-- REQUIREMENT --
Each line containing the word "сетей" must be collected.

-- INPUT ROWS --
━━━━
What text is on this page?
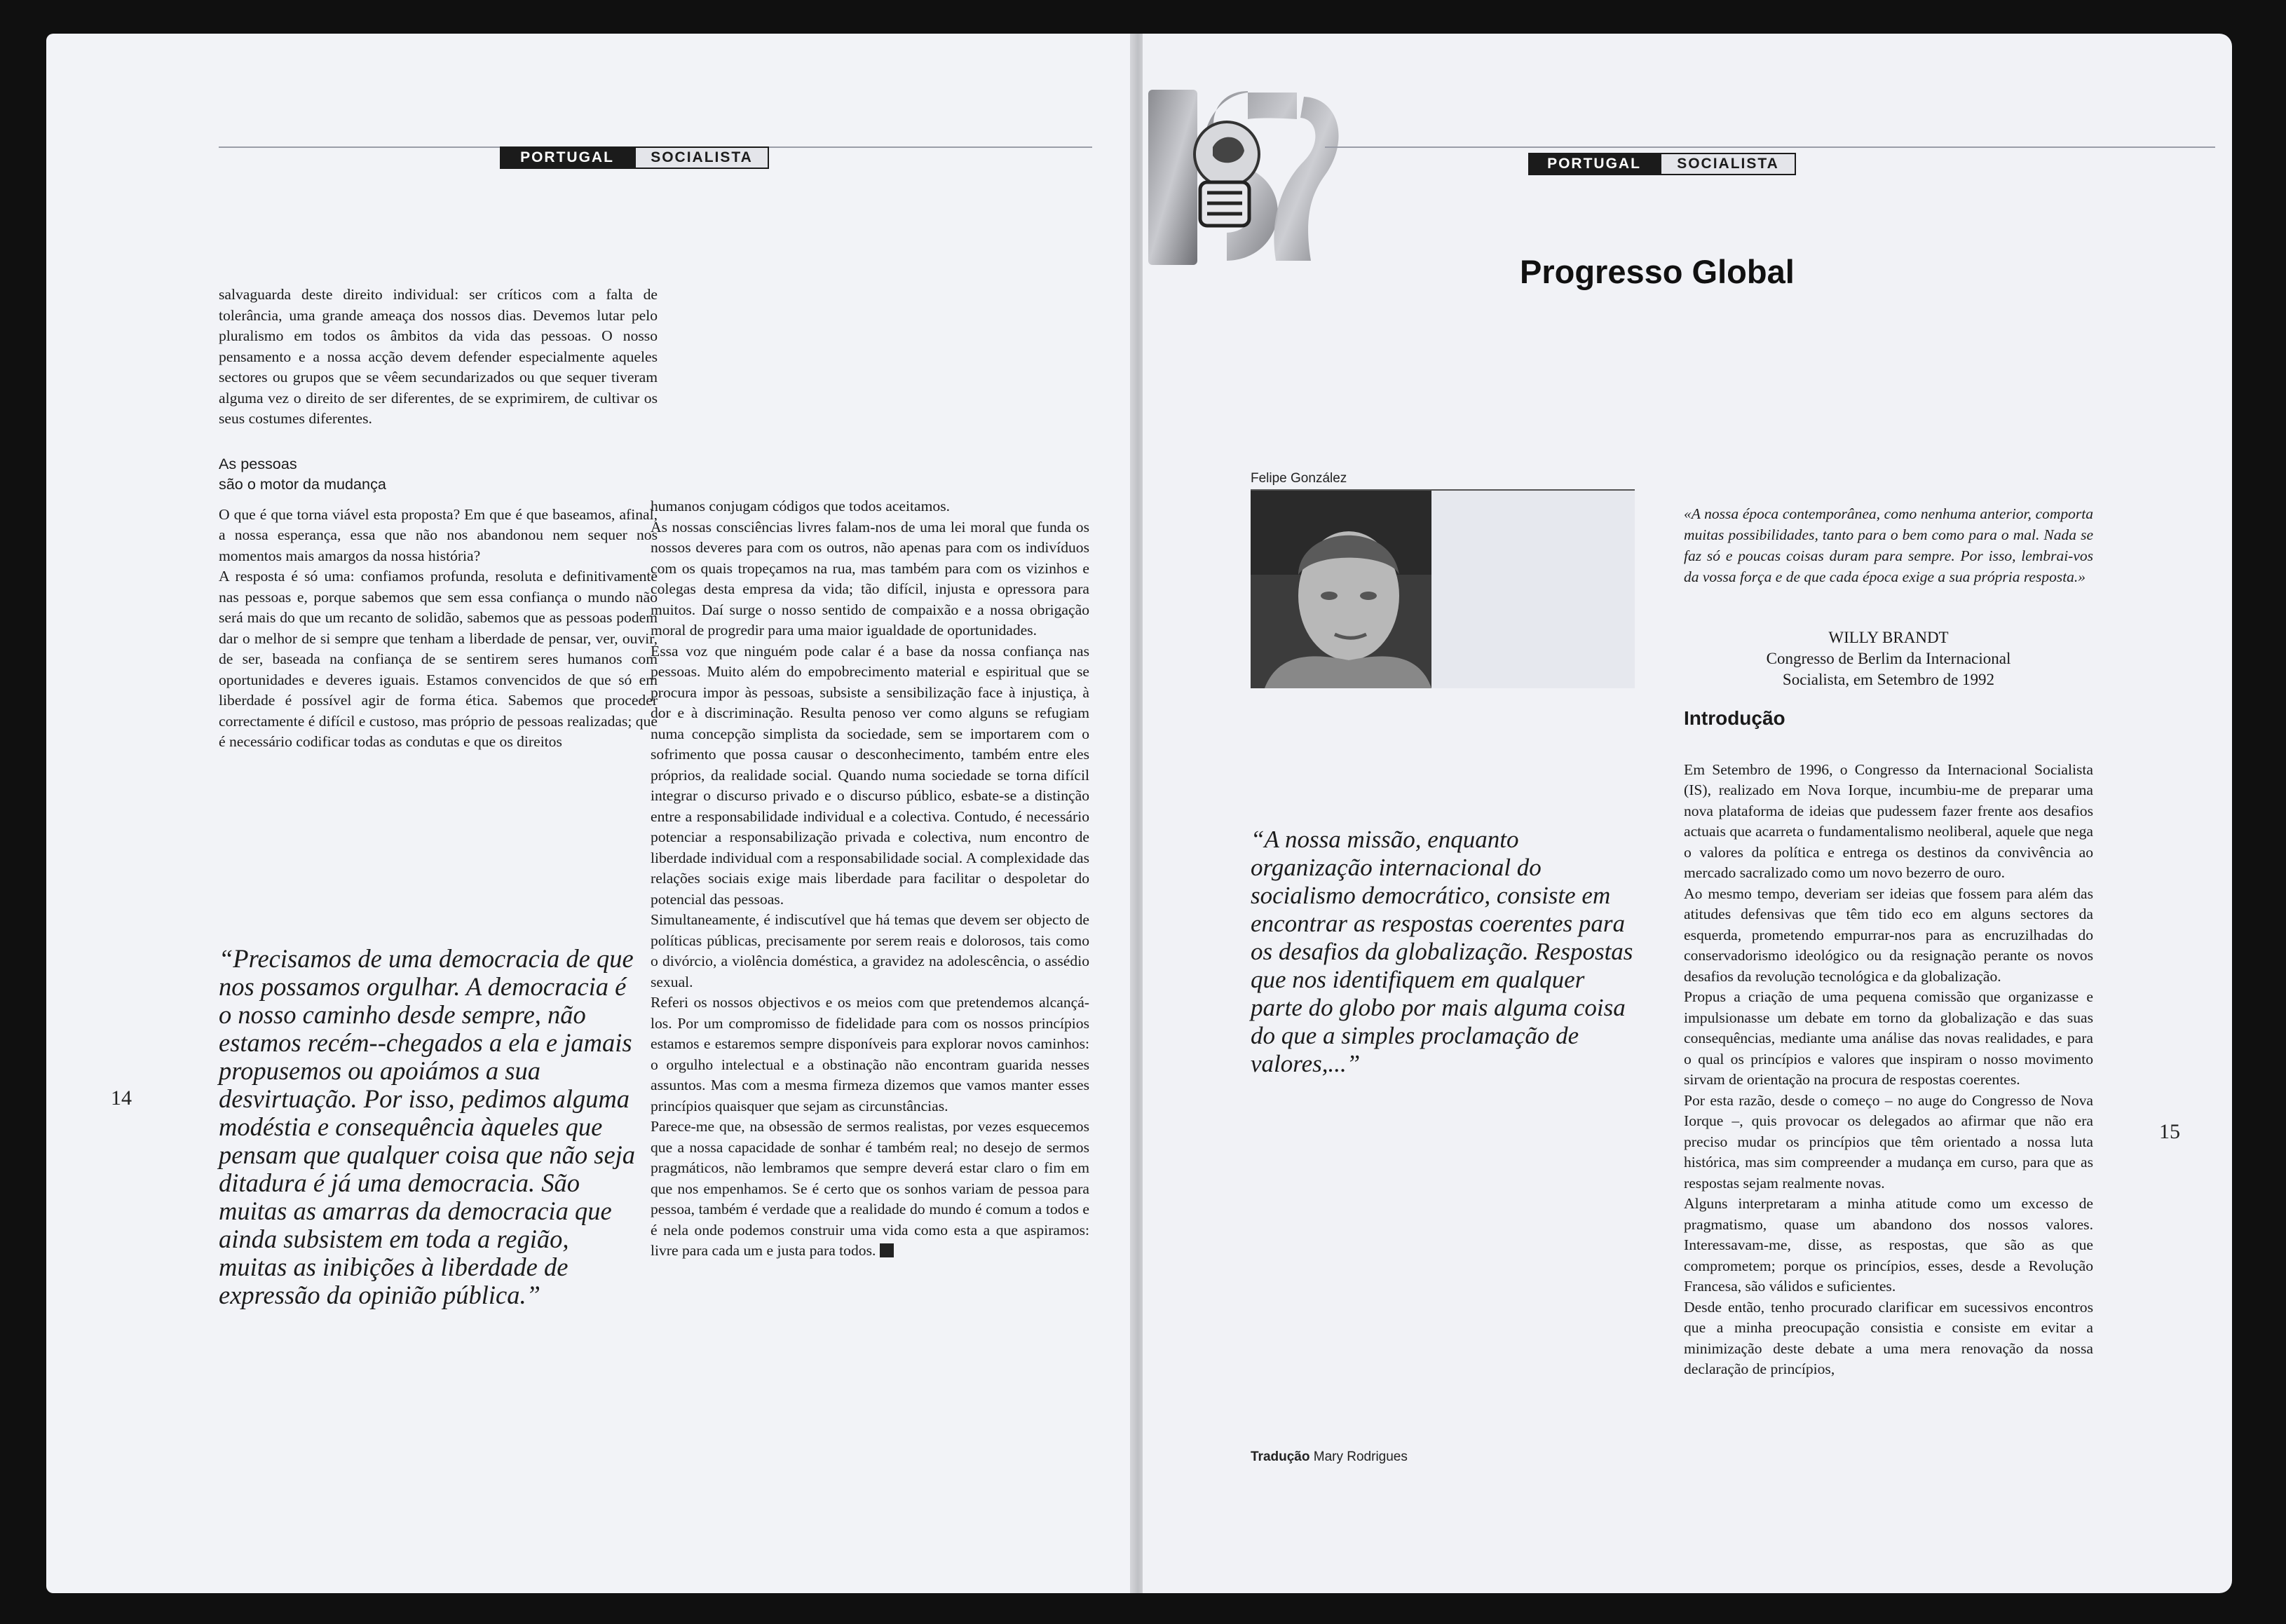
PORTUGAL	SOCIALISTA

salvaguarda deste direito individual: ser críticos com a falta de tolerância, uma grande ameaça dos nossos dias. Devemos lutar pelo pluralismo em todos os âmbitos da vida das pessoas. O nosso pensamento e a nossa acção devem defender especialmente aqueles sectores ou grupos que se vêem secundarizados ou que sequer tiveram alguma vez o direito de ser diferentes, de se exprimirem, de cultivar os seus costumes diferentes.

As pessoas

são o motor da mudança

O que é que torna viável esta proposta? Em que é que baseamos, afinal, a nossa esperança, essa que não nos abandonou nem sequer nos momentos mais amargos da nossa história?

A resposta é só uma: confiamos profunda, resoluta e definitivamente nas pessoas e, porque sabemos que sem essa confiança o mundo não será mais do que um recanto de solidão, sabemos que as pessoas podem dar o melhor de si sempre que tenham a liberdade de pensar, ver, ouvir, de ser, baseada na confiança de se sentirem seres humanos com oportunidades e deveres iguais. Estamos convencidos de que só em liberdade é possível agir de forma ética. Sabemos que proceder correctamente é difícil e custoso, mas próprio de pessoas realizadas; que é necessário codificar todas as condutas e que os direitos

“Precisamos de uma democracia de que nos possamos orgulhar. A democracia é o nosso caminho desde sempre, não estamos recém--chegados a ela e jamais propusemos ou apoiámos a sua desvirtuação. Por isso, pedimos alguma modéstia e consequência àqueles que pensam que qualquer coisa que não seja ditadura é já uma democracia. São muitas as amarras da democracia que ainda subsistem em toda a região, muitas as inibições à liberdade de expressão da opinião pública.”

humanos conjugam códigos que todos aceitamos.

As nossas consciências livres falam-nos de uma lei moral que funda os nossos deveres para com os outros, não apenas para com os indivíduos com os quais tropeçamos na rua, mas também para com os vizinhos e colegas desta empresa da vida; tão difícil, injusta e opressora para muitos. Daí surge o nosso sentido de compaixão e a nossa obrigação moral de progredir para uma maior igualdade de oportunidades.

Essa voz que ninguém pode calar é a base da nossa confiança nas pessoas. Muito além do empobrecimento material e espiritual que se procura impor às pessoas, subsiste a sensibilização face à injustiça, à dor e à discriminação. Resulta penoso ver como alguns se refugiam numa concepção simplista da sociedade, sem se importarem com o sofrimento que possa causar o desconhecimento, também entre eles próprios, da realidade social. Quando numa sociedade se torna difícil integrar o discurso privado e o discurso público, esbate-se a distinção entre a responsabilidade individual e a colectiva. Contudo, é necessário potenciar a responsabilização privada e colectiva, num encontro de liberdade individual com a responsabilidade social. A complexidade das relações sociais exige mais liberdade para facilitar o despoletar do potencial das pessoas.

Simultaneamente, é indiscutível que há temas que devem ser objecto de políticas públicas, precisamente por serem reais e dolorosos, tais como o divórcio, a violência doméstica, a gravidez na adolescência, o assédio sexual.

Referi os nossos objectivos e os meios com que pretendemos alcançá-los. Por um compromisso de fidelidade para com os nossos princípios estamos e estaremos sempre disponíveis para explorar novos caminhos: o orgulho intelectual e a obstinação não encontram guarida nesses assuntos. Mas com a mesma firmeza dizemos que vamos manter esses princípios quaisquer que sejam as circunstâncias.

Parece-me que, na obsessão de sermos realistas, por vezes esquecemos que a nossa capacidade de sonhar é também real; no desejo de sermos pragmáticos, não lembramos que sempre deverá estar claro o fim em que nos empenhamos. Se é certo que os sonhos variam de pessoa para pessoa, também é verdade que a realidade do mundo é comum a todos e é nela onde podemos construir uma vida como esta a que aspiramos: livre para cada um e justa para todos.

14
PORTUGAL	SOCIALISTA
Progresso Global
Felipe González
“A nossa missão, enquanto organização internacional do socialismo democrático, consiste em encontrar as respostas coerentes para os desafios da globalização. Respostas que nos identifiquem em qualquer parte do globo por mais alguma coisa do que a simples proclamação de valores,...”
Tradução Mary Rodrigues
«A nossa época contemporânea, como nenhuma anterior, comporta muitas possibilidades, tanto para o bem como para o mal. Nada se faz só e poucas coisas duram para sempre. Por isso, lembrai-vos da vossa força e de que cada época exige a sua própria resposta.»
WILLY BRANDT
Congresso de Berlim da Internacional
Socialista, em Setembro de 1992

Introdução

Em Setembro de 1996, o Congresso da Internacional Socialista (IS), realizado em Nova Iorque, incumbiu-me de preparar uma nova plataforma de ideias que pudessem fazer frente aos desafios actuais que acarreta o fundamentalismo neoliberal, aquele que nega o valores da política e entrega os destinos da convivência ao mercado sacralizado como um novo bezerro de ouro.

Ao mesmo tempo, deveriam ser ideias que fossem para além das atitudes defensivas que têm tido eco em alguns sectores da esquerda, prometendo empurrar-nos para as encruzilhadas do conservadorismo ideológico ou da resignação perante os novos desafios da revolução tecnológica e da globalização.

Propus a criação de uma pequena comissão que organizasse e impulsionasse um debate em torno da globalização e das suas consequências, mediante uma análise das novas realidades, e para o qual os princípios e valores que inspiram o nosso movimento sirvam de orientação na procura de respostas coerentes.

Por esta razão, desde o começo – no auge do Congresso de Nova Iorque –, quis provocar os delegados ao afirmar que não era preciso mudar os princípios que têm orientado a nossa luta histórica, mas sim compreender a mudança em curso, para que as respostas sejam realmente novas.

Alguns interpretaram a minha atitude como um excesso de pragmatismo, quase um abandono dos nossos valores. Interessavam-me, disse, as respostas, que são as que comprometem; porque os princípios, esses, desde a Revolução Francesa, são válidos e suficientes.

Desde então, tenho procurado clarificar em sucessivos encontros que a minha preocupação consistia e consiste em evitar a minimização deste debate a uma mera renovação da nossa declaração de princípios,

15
━━━━
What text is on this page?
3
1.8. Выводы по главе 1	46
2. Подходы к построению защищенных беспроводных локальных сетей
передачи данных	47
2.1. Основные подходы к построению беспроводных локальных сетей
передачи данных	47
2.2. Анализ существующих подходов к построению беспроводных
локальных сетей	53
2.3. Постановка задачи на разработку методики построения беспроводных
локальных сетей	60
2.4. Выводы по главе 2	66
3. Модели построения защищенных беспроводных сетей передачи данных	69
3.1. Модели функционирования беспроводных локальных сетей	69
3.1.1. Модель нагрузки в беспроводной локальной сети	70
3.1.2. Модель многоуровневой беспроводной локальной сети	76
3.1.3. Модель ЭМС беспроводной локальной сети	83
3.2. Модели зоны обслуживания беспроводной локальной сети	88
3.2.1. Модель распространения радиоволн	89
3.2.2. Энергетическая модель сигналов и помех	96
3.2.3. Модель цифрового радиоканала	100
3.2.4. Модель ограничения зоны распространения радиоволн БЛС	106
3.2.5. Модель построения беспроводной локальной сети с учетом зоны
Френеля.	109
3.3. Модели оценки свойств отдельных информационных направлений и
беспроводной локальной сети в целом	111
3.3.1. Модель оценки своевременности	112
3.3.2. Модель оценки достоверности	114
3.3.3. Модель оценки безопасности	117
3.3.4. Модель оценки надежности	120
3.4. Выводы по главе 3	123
━━━━
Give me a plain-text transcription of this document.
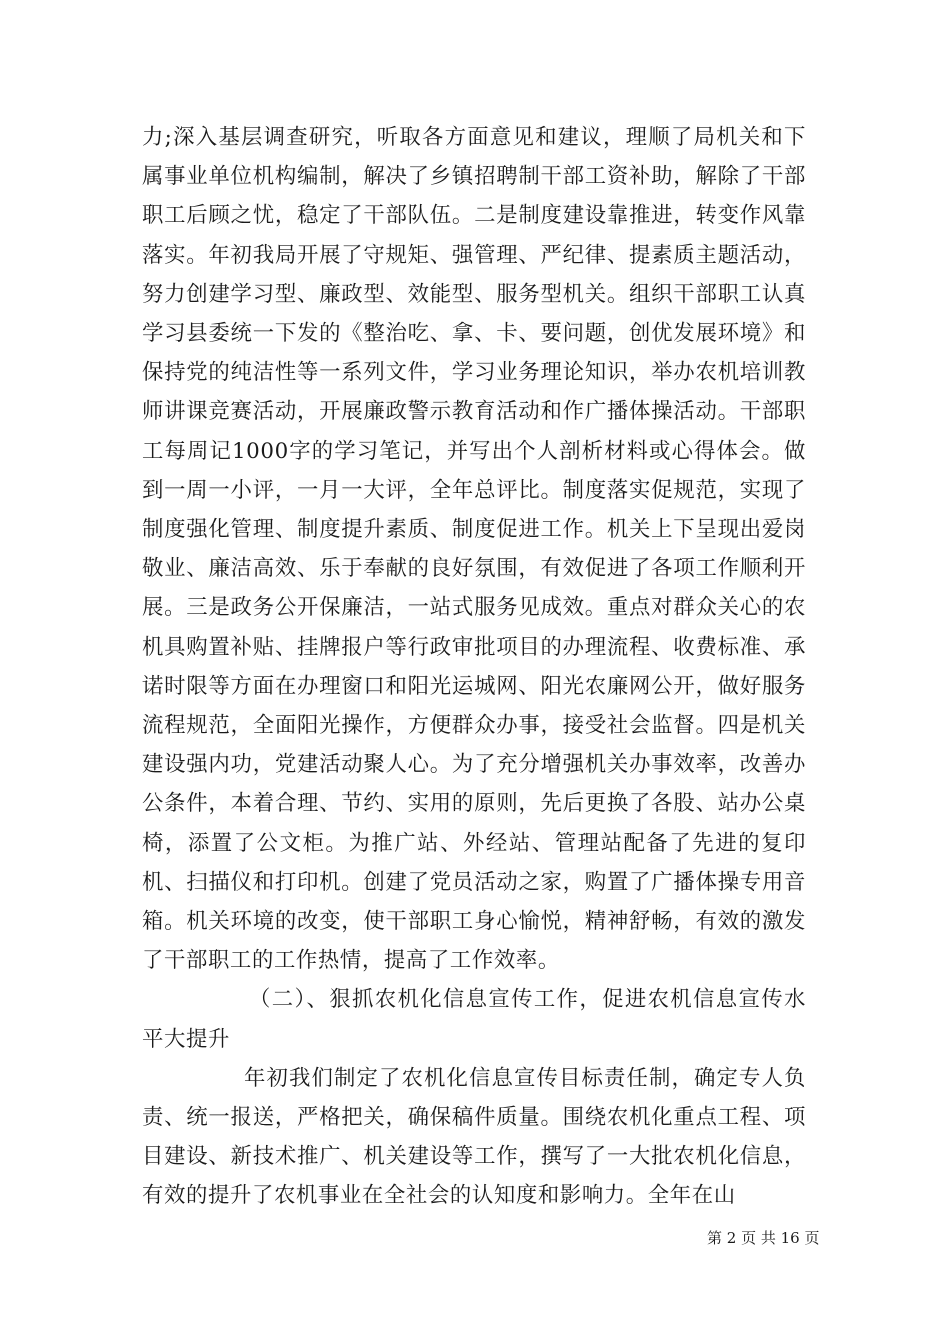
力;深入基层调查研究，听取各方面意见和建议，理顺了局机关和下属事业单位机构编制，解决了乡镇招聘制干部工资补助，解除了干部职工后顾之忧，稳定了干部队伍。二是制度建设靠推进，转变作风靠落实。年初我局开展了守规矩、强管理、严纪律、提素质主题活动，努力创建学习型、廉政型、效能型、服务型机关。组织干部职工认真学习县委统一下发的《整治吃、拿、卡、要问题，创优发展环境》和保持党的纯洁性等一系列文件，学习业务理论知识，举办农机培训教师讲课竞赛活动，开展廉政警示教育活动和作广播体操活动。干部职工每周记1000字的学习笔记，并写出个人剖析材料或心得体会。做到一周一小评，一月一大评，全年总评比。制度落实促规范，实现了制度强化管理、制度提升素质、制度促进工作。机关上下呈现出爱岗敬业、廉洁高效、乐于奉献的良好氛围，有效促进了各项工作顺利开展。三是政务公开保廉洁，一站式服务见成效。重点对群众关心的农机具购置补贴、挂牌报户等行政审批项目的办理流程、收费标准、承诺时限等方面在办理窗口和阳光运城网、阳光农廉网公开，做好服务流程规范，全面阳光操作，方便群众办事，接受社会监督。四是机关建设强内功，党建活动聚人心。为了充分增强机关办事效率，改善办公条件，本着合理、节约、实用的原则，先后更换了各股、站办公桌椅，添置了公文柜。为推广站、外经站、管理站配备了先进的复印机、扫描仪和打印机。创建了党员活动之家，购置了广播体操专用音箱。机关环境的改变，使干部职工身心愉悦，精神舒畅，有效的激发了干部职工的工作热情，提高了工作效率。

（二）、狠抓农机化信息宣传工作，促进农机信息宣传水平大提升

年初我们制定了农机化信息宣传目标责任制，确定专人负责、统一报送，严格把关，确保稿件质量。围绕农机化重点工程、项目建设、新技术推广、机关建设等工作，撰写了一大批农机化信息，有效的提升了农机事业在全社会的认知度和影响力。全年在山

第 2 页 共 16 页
━━━━
-- RESPONSE TO THE TASK --
2. Подходы к построению защищенных беспроводных локальных сетей
2.1. Основные подходы к построению беспроводных локальных сетей
локальных сетей	53
локальных сетей	60
3. Модели построения защищенных беспроводных сетей передачи данных	69
3.1. Модели функционирования беспроводных локальных сетей	69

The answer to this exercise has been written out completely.